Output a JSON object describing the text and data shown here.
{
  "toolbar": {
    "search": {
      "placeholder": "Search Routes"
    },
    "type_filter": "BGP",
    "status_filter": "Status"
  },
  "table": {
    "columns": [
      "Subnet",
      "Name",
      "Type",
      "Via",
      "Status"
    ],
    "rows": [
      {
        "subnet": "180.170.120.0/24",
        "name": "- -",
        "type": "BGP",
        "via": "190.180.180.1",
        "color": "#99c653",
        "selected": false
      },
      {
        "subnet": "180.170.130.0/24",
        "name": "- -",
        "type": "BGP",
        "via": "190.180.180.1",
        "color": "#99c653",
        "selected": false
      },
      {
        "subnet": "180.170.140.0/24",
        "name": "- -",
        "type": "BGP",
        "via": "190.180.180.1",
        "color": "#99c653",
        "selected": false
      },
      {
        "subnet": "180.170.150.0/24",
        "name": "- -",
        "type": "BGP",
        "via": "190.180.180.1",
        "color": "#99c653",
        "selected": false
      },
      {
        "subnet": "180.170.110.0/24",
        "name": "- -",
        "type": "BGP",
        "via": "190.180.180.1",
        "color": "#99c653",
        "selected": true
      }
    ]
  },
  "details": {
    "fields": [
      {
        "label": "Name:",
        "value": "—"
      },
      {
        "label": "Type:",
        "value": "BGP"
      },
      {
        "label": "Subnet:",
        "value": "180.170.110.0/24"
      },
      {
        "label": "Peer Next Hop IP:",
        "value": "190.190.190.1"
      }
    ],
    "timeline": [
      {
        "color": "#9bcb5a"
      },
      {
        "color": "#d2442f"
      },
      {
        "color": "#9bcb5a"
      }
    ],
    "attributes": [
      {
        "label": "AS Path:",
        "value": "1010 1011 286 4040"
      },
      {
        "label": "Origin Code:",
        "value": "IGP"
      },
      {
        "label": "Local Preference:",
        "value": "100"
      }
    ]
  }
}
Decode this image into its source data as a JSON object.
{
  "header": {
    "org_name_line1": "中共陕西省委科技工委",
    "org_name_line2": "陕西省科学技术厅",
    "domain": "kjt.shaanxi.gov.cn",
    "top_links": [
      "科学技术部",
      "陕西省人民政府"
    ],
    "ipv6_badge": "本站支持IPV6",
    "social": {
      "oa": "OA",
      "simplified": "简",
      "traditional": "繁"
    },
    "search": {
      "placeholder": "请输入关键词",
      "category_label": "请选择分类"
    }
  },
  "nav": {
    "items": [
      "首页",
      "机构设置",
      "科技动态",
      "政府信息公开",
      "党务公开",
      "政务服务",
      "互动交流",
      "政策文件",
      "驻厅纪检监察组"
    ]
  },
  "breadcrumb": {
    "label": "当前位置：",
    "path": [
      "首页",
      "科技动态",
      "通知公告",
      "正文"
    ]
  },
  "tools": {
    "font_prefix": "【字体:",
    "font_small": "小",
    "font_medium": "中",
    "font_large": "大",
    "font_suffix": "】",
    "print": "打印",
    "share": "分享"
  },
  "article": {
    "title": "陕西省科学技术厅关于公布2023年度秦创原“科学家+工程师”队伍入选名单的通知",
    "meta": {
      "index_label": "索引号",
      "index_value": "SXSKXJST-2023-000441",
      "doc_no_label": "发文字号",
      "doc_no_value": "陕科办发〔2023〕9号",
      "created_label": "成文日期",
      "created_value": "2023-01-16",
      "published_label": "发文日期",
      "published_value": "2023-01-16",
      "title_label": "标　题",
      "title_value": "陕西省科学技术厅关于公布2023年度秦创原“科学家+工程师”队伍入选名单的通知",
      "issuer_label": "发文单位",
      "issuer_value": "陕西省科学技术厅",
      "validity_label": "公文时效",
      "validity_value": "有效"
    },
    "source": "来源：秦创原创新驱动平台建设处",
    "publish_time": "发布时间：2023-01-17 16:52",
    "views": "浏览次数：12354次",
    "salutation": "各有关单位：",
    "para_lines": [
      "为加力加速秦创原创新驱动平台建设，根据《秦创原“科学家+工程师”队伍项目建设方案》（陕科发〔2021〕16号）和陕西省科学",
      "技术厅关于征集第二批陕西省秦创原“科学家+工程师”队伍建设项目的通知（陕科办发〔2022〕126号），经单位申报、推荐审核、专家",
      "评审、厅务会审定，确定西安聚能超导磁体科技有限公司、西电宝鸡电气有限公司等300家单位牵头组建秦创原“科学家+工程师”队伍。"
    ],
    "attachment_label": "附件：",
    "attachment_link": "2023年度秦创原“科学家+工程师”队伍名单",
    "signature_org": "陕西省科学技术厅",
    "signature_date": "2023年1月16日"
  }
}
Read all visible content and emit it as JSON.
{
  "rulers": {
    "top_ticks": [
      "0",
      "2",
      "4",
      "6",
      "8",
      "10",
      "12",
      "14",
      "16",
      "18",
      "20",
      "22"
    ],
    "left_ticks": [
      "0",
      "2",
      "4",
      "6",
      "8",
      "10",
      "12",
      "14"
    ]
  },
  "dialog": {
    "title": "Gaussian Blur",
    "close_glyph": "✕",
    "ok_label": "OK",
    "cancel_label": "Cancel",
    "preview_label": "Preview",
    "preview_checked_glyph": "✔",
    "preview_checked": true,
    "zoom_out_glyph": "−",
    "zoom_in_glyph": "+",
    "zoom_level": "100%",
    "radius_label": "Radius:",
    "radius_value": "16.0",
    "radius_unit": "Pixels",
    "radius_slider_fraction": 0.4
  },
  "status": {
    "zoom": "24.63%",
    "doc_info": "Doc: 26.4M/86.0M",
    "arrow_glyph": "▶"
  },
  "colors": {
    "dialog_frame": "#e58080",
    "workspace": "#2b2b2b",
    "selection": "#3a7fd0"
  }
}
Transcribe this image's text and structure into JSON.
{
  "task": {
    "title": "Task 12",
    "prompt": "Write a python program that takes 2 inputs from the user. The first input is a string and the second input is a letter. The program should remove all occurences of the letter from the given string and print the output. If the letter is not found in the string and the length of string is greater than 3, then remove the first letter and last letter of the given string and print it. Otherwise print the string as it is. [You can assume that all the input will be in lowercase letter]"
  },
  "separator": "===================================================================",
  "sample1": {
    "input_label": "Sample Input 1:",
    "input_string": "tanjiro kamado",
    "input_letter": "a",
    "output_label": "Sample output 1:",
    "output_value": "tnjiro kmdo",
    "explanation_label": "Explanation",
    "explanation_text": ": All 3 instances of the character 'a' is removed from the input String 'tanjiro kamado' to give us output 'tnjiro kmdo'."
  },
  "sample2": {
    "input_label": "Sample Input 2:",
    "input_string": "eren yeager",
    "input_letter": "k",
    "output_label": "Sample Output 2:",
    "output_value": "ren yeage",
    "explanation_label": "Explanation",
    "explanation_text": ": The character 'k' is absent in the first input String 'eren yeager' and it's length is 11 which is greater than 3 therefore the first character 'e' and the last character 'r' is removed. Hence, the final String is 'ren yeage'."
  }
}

***

» WRITTEN INSTRUCTION: Copy out every line of the material above that mentions the word "陕科办发".

» REPLY:
      "doc_no_value": "陕科办发〔2023〕9号",
      "技术厅关于征集第二批陕西省秦创原“科学家+工程师”队伍建设项目的通知（陕科办发〔2022〕126号），经单位申报、推荐审核、专家",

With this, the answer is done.